Write out the records that appear below, verbatim and complete, but without pictures.
------------------------------------------------
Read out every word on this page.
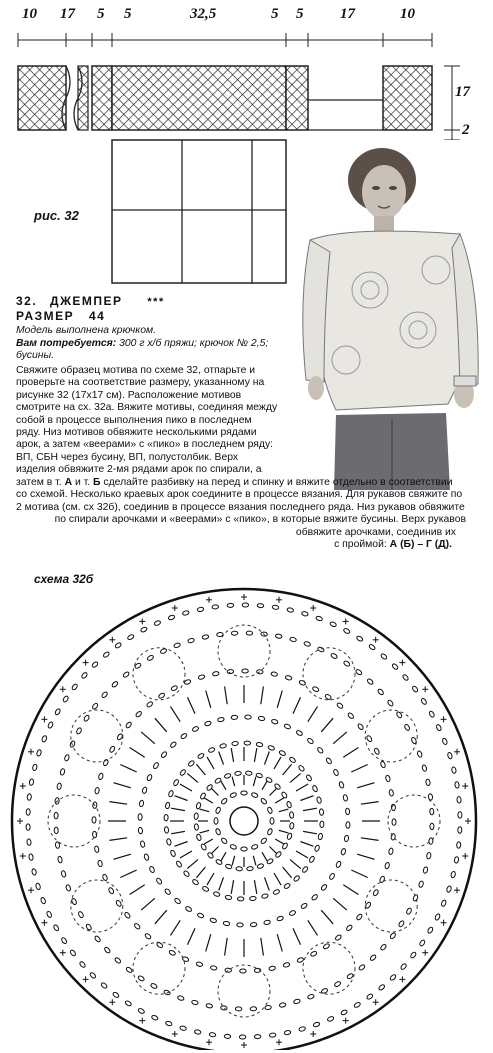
10 17 5 5	32,5	5 5 17	10
17
2
рис. 32
32. ДЖЕМПЕР ***
РАЗМЕР 44
Модель выполнена крючком.
Вам потребуется: 300 г х/б пряжи; крючок № 2,5; бусины.
Свяжите образец мотива по схеме 32, отпарьте и
проверьте на соответствие размеру, указанному на
рисунке 32 (17х17 см). Расположение мотивов
смотрите на сх. 32а. Вяжите мотивы, соединяя между
собой в процессе выполнения пико в последнем
ряду. Низ мотивов обвяжите несколькими рядами
арок, а затем «веерами» с «пико» в последнем ряду:
ВП, СБН через бусину, ВП, полустолбик. Верх
изделия обвяжите 2-мя рядами арок по спирали, а
затем в т. А и т. Б сделайте разбивку на перед и спинку и вяжите отдельно в соответствии
со схемой. Несколько краевых арок соедините в процессе вязания. Для рукавов свяжите по
2 мотива (см. сх 32б), соединив в процессе вязания последнего ряда. Низ рукавов обвяжите
по спирали арочками и «веерами» с «пико», в которые вяжите бусины. Верх рукавов
обвяжите арочками, соединив их
с проймой: А (Б) – Г (Д).
схема 32б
------------------------------------------------
## Solution to the problem
Read out every word on this page.
10 17 5 5	32,5	5 5 17	10
17
2
рис. 32
32. ДЖЕМПЕР ***
РАЗМЕР 44
Модель выполнена крючком.
Вам потребуется: 300 г х/б пряжи; крючок № 2,5; бусины.
Свяжите образец мотива по схеме 32, отпарьте и
проверьте на соответствие размеру, указанному на
рисунке 32 (17х17 см). Расположение мотивов
смотрите на сх. 32а. Вяжите мотивы, соединяя между
собой в процессе выполнения пико в последнем
ряду. Низ мотивов обвяжите несколькими рядами
арок, а затем «веерами» с «пико» в последнем ряду:
ВП, СБН через бусину, ВП, полустолбик. Верх
изделия обвяжите 2-мя рядами арок по спирали, а
затем в т. А и т. Б сделайте разбивку на перед и спинку и вяжите отдельно в соответствии
со схемой. Несколько краевых арок соедините в процессе вязания. Для рукавов свяжите по
2 мотива (см. сх 32б), соединив в процессе вязания последнего ряда. Низ рукавов обвяжите
по спирали арочками и «веерами» с «пико», в которые вяжите бусины. Верх рукавов
обвяжите арочками, соединив их
с проймой: А (Б) – Г (Д).
схема 32б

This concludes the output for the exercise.